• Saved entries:
>> START
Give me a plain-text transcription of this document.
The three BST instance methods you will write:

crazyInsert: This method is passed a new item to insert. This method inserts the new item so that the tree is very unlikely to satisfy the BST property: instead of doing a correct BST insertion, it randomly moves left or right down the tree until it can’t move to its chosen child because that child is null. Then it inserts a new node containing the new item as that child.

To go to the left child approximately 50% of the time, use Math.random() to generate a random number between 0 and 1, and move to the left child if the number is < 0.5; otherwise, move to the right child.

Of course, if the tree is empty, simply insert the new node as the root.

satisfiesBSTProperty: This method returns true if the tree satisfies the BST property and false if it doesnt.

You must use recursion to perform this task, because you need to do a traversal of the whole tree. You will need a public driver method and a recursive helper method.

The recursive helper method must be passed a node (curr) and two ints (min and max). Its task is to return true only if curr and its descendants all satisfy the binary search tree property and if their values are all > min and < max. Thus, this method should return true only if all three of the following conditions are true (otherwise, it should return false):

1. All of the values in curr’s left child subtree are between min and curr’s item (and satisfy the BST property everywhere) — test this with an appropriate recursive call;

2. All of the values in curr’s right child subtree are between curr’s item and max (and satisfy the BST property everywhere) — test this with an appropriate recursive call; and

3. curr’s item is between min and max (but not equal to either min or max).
>> END
• Exercise prompt: Copy every line of the records word for word.

• Correct response:
Give me a plain-text transcription of this document.
The three BST instance methods you will write:

crazyInsert: This method is passed a new item to insert. This method inserts the new item so that the tree is very unlikely to satisfy the BST property: instead of doing a correct BST insertion, it randomly moves left or right down the tree until it can’t move to its chosen child because that child is null. Then it inserts a new node containing the new item as that child.

To go to the left child approximately 50% of the time, use Math.random() to generate a random number between 0 and 1, and move to the left child if the number is < 0.5; otherwise, move to the right child.

Of course, if the tree is empty, simply insert the new node as the root.

satisfiesBSTProperty: This method returns true if the tree satisfies the BST property and false if it doesnt.

You must use recursion to perform this task, because you need to do a traversal of the whole tree. You will need a public driver method and a recursive helper method.

The recursive helper method must be passed a node (curr) and two ints (min and max). Its task is to return true only if curr and its descendants all satisfy the binary search tree property and if their values are all > min and < max. Thus, this method should return true only if all three of the following conditions are true (otherwise, it should return false):

1. All of the values in curr’s left child subtree are between min and curr’s item (and satisfy the BST property everywhere) — test this with an appropriate recursive call;

2. All of the values in curr’s right child subtree are between curr’s item and max (and satisfy the BST property everywhere) — test this with an appropriate recursive call; and

3. curr’s item is between min and max (but not equal to either min or max).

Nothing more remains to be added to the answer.